**Given data**

+++

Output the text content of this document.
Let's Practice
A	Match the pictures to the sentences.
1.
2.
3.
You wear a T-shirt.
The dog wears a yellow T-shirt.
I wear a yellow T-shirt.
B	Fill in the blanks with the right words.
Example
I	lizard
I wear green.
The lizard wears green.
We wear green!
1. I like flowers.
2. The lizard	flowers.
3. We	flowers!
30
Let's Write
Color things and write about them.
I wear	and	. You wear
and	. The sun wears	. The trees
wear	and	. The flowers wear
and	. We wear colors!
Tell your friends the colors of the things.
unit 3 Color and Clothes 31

+++

**Written instruction**
Print out all the entries precisely as written.

**Reply to the task**
Output the text content of this document.
Let's Practice
A	Match the pictures to the sentences.
1.
2.
3.
You wear a T-shirt.
The dog wears a yellow T-shirt.
I wear a yellow T-shirt.
B	Fill in the blanks with the right words.
Example
I	lizard
I wear green.
The lizard wears green.
We wear green!
1. I like flowers.
2. The lizard	flowers.
3. We	flowers!
30
Let's Write
Color things and write about them.
I wear	and	. You wear
and	. The sun wears	. The trees
wear	and	. The flowers wear
and	. We wear colors!
Tell your friends the colors of the things.
unit 3 Color and Clothes 31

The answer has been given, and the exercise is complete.